Material →

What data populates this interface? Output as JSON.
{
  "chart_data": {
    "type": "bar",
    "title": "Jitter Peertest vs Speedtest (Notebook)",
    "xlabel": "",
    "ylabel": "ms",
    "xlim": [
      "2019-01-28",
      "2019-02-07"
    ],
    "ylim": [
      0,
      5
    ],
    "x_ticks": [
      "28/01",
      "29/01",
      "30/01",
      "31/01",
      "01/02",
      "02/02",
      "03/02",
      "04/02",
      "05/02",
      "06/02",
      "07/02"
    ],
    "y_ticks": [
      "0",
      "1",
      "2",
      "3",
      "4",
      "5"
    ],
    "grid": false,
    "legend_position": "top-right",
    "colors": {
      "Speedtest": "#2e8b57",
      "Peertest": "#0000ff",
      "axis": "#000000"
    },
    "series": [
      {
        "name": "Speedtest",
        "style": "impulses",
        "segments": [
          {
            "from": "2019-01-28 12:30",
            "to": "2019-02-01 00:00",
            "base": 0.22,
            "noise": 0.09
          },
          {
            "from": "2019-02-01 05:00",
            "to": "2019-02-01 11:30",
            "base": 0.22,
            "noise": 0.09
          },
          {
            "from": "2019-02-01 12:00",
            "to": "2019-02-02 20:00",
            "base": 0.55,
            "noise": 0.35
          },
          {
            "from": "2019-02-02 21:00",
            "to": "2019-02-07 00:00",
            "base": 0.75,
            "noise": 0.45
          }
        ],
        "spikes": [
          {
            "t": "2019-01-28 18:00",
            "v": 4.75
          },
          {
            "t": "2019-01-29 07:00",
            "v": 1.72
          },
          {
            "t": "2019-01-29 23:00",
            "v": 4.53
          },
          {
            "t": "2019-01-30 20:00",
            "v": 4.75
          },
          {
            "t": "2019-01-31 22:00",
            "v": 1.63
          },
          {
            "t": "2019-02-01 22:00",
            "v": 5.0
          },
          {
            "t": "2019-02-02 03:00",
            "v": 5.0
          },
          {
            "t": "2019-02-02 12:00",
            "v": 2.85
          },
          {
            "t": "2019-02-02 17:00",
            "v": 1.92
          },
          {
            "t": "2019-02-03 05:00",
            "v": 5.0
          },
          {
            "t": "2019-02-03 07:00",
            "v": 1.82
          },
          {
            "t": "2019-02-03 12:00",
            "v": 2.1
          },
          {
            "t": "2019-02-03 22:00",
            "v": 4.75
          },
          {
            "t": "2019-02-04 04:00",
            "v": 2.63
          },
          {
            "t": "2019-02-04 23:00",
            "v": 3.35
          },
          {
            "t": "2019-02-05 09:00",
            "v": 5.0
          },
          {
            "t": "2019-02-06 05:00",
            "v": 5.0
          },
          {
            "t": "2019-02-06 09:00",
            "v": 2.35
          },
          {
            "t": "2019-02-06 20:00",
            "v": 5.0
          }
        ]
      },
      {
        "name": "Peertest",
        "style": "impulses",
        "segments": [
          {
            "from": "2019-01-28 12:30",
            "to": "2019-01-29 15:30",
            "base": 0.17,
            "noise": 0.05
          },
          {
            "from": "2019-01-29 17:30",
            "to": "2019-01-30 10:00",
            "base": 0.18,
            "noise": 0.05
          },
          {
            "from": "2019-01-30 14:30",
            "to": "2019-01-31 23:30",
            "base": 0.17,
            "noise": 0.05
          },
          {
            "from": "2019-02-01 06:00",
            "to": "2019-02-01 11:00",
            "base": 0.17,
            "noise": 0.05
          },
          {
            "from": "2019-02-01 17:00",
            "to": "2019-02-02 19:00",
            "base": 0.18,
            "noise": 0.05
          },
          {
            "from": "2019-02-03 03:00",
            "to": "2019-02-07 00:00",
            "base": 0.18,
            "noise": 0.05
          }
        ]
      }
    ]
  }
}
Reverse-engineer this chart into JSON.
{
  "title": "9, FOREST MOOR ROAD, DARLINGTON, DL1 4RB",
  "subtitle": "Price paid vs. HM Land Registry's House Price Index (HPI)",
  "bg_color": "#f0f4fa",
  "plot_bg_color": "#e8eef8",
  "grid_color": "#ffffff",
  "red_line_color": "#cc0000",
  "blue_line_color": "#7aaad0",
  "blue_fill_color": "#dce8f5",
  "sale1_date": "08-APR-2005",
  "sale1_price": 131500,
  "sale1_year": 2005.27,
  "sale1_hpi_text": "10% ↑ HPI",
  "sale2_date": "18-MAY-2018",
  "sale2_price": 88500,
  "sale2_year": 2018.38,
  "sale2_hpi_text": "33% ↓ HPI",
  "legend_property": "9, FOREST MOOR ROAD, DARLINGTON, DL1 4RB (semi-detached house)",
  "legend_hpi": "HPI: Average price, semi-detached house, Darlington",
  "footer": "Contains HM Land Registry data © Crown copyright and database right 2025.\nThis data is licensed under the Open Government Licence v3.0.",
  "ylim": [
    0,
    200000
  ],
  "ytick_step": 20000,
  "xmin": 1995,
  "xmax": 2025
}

Your task →
Spot every line that holds "JSON" and copy it.

Answer to the task →
What data populates this interface? Output as JSON.
Reverse-engineer this chart into JSON.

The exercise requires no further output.